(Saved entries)
::::::
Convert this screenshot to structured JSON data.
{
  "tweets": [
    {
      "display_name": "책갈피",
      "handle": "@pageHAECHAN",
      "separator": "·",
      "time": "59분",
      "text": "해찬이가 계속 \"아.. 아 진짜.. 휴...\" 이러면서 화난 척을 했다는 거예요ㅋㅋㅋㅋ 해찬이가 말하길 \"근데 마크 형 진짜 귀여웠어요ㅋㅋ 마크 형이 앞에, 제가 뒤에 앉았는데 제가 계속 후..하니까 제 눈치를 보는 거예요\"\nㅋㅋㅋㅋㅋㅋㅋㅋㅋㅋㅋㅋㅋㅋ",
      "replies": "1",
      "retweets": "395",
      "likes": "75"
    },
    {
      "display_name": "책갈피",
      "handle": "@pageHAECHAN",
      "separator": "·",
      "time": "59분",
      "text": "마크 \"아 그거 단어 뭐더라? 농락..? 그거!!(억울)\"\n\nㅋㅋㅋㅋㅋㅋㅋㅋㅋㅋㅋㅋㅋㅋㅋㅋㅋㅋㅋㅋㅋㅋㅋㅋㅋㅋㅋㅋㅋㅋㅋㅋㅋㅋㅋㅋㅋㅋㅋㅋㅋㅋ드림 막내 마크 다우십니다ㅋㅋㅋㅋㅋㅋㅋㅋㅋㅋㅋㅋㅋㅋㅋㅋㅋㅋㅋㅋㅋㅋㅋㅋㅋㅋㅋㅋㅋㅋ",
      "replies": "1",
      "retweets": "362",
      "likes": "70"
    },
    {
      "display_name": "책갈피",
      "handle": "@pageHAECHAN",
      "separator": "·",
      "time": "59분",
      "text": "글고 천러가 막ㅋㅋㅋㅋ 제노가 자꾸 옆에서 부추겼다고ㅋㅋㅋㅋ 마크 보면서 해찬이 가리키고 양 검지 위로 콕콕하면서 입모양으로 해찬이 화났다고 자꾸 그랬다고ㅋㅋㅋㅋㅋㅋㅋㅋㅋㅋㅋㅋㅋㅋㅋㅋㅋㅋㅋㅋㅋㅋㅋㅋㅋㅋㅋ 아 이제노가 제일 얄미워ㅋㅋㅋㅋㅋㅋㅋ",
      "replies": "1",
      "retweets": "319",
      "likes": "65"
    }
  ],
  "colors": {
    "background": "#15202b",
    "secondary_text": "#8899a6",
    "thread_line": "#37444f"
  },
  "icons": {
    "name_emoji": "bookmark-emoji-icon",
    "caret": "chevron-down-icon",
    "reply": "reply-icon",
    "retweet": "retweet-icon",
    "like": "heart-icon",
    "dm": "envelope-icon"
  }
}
::::::
» **Stated goal**: Extract every entry above as it appears.

» **Task response**:
Convert this screenshot to structured JSON data.
{
  "tweets": [
    {
      "display_name": "책갈피",
      "handle": "@pageHAECHAN",
      "separator": "·",
      "time": "59분",
      "text": "해찬이가 계속 \"아.. 아 진짜.. 휴...\" 이러면서 화난 척을 했다는 거예요ㅋㅋㅋㅋ 해찬이가 말하길 \"근데 마크 형 진짜 귀여웠어요ㅋㅋ 마크 형이 앞에, 제가 뒤에 앉았는데 제가 계속 후..하니까 제 눈치를 보는 거예요\"\nㅋㅋㅋㅋㅋㅋㅋㅋㅋㅋㅋㅋㅋㅋ",
      "replies": "1",
      "retweets": "395",
      "likes": "75"
    },
    {
      "display_name": "책갈피",
      "handle": "@pageHAECHAN",
      "separator": "·",
      "time": "59분",
      "text": "마크 \"아 그거 단어 뭐더라? 농락..? 그거!!(억울)\"\n\nㅋㅋㅋㅋㅋㅋㅋㅋㅋㅋㅋㅋㅋㅋㅋㅋㅋㅋㅋㅋㅋㅋㅋㅋㅋㅋㅋㅋㅋㅋㅋㅋㅋㅋㅋㅋㅋㅋㅋㅋㅋㅋ드림 막내 마크 다우십니다ㅋㅋㅋㅋㅋㅋㅋㅋㅋㅋㅋㅋㅋㅋㅋㅋㅋㅋㅋㅋㅋㅋㅋㅋㅋㅋㅋㅋㅋㅋ",
      "replies": "1",
      "retweets": "362",
      "likes": "70"
    },
    {
      "display_name": "책갈피",
      "handle": "@pageHAECHAN",
      "separator": "·",
      "time": "59분",
      "text": "글고 천러가 막ㅋㅋㅋㅋ 제노가 자꾸 옆에서 부추겼다고ㅋㅋㅋㅋ 마크 보면서 해찬이 가리키고 양 검지 위로 콕콕하면서 입모양으로 해찬이 화났다고 자꾸 그랬다고ㅋㅋㅋㅋㅋㅋㅋㅋㅋㅋㅋㅋㅋㅋㅋㅋㅋㅋㅋㅋㅋㅋㅋㅋㅋㅋㅋ 아 이제노가 제일 얄미워ㅋㅋㅋㅋㅋㅋㅋ",
      "replies": "1",
      "retweets": "319",
      "likes": "65"
    }
  ],
  "colors": {
    "background": "#15202b",
    "secondary_text": "#8899a6",
    "thread_line": "#37444f"
  },
  "icons": {
    "name_emoji": "bookmark-emoji-icon",
    "caret": "chevron-down-icon",
    "reply": "reply-icon",
    "retweet": "retweet-icon",
    "like": "heart-icon",
    "dm": "envelope-icon"
  }
}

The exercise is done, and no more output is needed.